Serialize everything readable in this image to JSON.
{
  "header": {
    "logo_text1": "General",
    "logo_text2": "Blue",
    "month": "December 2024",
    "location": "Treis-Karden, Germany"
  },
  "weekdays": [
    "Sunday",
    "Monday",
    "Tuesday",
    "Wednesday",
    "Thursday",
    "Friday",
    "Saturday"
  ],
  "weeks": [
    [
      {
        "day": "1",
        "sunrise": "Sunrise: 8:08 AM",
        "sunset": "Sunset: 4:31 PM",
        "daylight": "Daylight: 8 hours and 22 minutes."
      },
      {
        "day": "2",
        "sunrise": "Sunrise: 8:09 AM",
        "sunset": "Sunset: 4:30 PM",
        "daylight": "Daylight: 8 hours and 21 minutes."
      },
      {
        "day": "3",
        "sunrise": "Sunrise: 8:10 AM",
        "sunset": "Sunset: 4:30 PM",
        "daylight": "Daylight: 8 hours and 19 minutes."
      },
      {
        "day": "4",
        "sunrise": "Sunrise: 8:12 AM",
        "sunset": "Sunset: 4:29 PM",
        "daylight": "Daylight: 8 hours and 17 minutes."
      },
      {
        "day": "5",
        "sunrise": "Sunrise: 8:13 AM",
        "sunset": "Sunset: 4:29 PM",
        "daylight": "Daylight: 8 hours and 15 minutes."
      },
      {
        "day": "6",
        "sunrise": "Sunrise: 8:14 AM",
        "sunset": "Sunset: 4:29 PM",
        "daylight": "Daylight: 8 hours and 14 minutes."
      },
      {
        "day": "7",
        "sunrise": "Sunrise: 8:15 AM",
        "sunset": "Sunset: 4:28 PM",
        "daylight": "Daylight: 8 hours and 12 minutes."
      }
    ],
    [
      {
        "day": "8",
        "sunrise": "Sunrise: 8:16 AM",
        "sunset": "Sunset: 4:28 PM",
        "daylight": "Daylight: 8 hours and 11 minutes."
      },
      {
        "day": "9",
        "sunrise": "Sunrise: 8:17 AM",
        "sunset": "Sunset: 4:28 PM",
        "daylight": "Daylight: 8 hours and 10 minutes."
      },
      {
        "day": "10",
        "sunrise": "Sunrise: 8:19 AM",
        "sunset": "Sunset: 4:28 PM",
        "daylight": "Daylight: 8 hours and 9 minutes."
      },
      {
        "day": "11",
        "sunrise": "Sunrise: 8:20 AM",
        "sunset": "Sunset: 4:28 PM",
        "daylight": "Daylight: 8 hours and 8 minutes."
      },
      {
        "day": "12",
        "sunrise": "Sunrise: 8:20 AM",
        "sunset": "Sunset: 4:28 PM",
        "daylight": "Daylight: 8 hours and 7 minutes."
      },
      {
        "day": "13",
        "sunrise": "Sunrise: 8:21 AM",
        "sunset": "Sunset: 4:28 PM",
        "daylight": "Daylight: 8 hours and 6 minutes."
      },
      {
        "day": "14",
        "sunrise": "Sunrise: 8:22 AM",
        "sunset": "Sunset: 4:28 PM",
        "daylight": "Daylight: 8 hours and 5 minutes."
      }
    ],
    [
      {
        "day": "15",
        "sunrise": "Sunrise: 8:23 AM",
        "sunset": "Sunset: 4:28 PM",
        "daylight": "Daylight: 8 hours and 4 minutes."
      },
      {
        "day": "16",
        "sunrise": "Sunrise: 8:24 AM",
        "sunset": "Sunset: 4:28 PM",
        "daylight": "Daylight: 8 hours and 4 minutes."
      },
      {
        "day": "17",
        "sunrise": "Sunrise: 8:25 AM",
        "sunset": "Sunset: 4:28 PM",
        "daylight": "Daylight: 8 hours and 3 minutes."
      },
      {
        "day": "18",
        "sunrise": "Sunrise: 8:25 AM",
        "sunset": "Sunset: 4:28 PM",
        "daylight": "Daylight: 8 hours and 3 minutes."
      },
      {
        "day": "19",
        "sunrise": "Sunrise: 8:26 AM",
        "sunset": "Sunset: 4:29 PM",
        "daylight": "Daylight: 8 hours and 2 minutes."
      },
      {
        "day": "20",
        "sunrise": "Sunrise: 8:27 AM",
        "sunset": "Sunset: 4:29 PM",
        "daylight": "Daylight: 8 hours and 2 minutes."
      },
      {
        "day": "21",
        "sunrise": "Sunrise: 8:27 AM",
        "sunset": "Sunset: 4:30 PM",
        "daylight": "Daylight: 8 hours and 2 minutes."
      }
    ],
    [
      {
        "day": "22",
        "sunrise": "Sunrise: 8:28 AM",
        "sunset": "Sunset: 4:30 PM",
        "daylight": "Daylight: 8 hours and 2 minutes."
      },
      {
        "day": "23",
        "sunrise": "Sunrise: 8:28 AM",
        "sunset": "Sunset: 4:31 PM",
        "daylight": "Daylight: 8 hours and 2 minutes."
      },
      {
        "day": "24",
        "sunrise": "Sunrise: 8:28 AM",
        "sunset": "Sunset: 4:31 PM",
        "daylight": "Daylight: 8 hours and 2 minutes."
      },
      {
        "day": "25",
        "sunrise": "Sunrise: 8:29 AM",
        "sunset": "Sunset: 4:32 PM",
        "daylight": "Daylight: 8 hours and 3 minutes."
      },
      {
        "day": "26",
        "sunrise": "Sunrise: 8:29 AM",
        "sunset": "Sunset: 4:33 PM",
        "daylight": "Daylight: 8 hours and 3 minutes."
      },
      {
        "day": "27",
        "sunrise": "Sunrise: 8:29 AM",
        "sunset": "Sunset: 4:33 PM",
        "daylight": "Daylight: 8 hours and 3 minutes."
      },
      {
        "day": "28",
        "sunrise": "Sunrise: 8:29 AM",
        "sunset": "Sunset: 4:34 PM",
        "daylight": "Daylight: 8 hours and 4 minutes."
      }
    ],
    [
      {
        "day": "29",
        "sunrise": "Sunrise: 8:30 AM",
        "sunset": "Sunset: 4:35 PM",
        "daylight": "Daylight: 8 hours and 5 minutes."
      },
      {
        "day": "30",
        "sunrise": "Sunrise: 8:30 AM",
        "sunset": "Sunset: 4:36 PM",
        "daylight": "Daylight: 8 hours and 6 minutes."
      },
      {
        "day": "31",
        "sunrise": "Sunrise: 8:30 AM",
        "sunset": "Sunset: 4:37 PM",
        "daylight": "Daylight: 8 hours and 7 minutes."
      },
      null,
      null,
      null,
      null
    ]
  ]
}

- _PROBLEM STATEMENT_
Return every record, word for word.

- _ANSWER TO THIS EXERCISE_
Serialize everything readable in this image to JSON.
{
  "header": {
    "logo_text1": "General",
    "logo_text2": "Blue",
    "month": "December 2024",
    "location": "Treis-Karden, Germany"
  },
  "weekdays": [
    "Sunday",
    "Monday",
    "Tuesday",
    "Wednesday",
    "Thursday",
    "Friday",
    "Saturday"
  ],
  "weeks": [
    [
      {
        "day": "1",
        "sunrise": "Sunrise: 8:08 AM",
        "sunset": "Sunset: 4:31 PM",
        "daylight": "Daylight: 8 hours and 22 minutes."
      },
      {
        "day": "2",
        "sunrise": "Sunrise: 8:09 AM",
        "sunset": "Sunset: 4:30 PM",
        "daylight": "Daylight: 8 hours and 21 minutes."
      },
      {
        "day": "3",
        "sunrise": "Sunrise: 8:10 AM",
        "sunset": "Sunset: 4:30 PM",
        "daylight": "Daylight: 8 hours and 19 minutes."
      },
      {
        "day": "4",
        "sunrise": "Sunrise: 8:12 AM",
        "sunset": "Sunset: 4:29 PM",
        "daylight": "Daylight: 8 hours and 17 minutes."
      },
      {
        "day": "5",
        "sunrise": "Sunrise: 8:13 AM",
        "sunset": "Sunset: 4:29 PM",
        "daylight": "Daylight: 8 hours and 15 minutes."
      },
      {
        "day": "6",
        "sunrise": "Sunrise: 8:14 AM",
        "sunset": "Sunset: 4:29 PM",
        "daylight": "Daylight: 8 hours and 14 minutes."
      },
      {
        "day": "7",
        "sunrise": "Sunrise: 8:15 AM",
        "sunset": "Sunset: 4:28 PM",
        "daylight": "Daylight: 8 hours and 12 minutes."
      }
    ],
    [
      {
        "day": "8",
        "sunrise": "Sunrise: 8:16 AM",
        "sunset": "Sunset: 4:28 PM",
        "daylight": "Daylight: 8 hours and 11 minutes."
      },
      {
        "day": "9",
        "sunrise": "Sunrise: 8:17 AM",
        "sunset": "Sunset: 4:28 PM",
        "daylight": "Daylight: 8 hours and 10 minutes."
      },
      {
        "day": "10",
        "sunrise": "Sunrise: 8:19 AM",
        "sunset": "Sunset: 4:28 PM",
        "daylight": "Daylight: 8 hours and 9 minutes."
      },
      {
        "day": "11",
        "sunrise": "Sunrise: 8:20 AM",
        "sunset": "Sunset: 4:28 PM",
        "daylight": "Daylight: 8 hours and 8 minutes."
      },
      {
        "day": "12",
        "sunrise": "Sunrise: 8:20 AM",
        "sunset": "Sunset: 4:28 PM",
        "daylight": "Daylight: 8 hours and 7 minutes."
      },
      {
        "day": "13",
        "sunrise": "Sunrise: 8:21 AM",
        "sunset": "Sunset: 4:28 PM",
        "daylight": "Daylight: 8 hours and 6 minutes."
      },
      {
        "day": "14",
        "sunrise": "Sunrise: 8:22 AM",
        "sunset": "Sunset: 4:28 PM",
        "daylight": "Daylight: 8 hours and 5 minutes."
      }
    ],
    [
      {
        "day": "15",
        "sunrise": "Sunrise: 8:23 AM",
        "sunset": "Sunset: 4:28 PM",
        "daylight": "Daylight: 8 hours and 4 minutes."
      },
      {
        "day": "16",
        "sunrise": "Sunrise: 8:24 AM",
        "sunset": "Sunset: 4:28 PM",
        "daylight": "Daylight: 8 hours and 4 minutes."
      },
      {
        "day": "17",
        "sunrise": "Sunrise: 8:25 AM",
        "sunset": "Sunset: 4:28 PM",
        "daylight": "Daylight: 8 hours and 3 minutes."
      },
      {
        "day": "18",
        "sunrise": "Sunrise: 8:25 AM",
        "sunset": "Sunset: 4:28 PM",
        "daylight": "Daylight: 8 hours and 3 minutes."
      },
      {
        "day": "19",
        "sunrise": "Sunrise: 8:26 AM",
        "sunset": "Sunset: 4:29 PM",
        "daylight": "Daylight: 8 hours and 2 minutes."
      },
      {
        "day": "20",
        "sunrise": "Sunrise: 8:27 AM",
        "sunset": "Sunset: 4:29 PM",
        "daylight": "Daylight: 8 hours and 2 minutes."
      },
      {
        "day": "21",
        "sunrise": "Sunrise: 8:27 AM",
        "sunset": "Sunset: 4:30 PM",
        "daylight": "Daylight: 8 hours and 2 minutes."
      }
    ],
    [
      {
        "day": "22",
        "sunrise": "Sunrise: 8:28 AM",
        "sunset": "Sunset: 4:30 PM",
        "daylight": "Daylight: 8 hours and 2 minutes."
      },
      {
        "day": "23",
        "sunrise": "Sunrise: 8:28 AM",
        "sunset": "Sunset: 4:31 PM",
        "daylight": "Daylight: 8 hours and 2 minutes."
      },
      {
        "day": "24",
        "sunrise": "Sunrise: 8:28 AM",
        "sunset": "Sunset: 4:31 PM",
        "daylight": "Daylight: 8 hours and 2 minutes."
      },
      {
        "day": "25",
        "sunrise": "Sunrise: 8:29 AM",
        "sunset": "Sunset: 4:32 PM",
        "daylight": "Daylight: 8 hours and 3 minutes."
      },
      {
        "day": "26",
        "sunrise": "Sunrise: 8:29 AM",
        "sunset": "Sunset: 4:33 PM",
        "daylight": "Daylight: 8 hours and 3 minutes."
      },
      {
        "day": "27",
        "sunrise": "Sunrise: 8:29 AM",
        "sunset": "Sunset: 4:33 PM",
        "daylight": "Daylight: 8 hours and 3 minutes."
      },
      {
        "day": "28",
        "sunrise": "Sunrise: 8:29 AM",
        "sunset": "Sunset: 4:34 PM",
        "daylight": "Daylight: 8 hours and 4 minutes."
      }
    ],
    [
      {
        "day": "29",
        "sunrise": "Sunrise: 8:30 AM",
        "sunset": "Sunset: 4:35 PM",
        "daylight": "Daylight: 8 hours and 5 minutes."
      },
      {
        "day": "30",
        "sunrise": "Sunrise: 8:30 AM",
        "sunset": "Sunset: 4:36 PM",
        "daylight": "Daylight: 8 hours and 6 minutes."
      },
      {
        "day": "31",
        "sunrise": "Sunrise: 8:30 AM",
        "sunset": "Sunset: 4:37 PM",
        "daylight": "Daylight: 8 hours and 7 minutes."
      },
      null,
      null,
      null,
      null
    ]
  ]
}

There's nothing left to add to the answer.